== WHAT IS BEING ASKED ==
The listing must be reproduced in full, exactly as it stands.
>>
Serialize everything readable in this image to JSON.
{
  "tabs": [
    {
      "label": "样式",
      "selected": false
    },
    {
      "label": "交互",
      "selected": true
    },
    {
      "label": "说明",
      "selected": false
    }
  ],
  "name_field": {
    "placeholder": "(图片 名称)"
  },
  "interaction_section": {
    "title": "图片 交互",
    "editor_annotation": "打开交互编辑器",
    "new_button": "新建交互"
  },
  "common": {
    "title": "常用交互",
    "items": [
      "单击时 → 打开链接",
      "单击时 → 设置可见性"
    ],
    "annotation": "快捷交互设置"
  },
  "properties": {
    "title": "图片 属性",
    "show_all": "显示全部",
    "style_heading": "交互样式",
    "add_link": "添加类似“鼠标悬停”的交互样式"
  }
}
<<
== ANSWER ==
Serialize everything readable in this image to JSON.
{
  "tabs": [
    {
      "label": "样式",
      "selected": false
    },
    {
      "label": "交互",
      "selected": true
    },
    {
      "label": "说明",
      "selected": false
    }
  ],
  "name_field": {
    "placeholder": "(图片 名称)"
  },
  "interaction_section": {
    "title": "图片 交互",
    "editor_annotation": "打开交互编辑器",
    "new_button": "新建交互"
  },
  "common": {
    "title": "常用交互",
    "items": [
      "单击时 → 打开链接",
      "单击时 → 设置可见性"
    ],
    "annotation": "快捷交互设置"
  },
  "properties": {
    "title": "图片 属性",
    "show_all": "显示全部",
    "style_heading": "交互样式",
    "add_link": "添加类似“鼠标悬停”的交互样式"
  }
}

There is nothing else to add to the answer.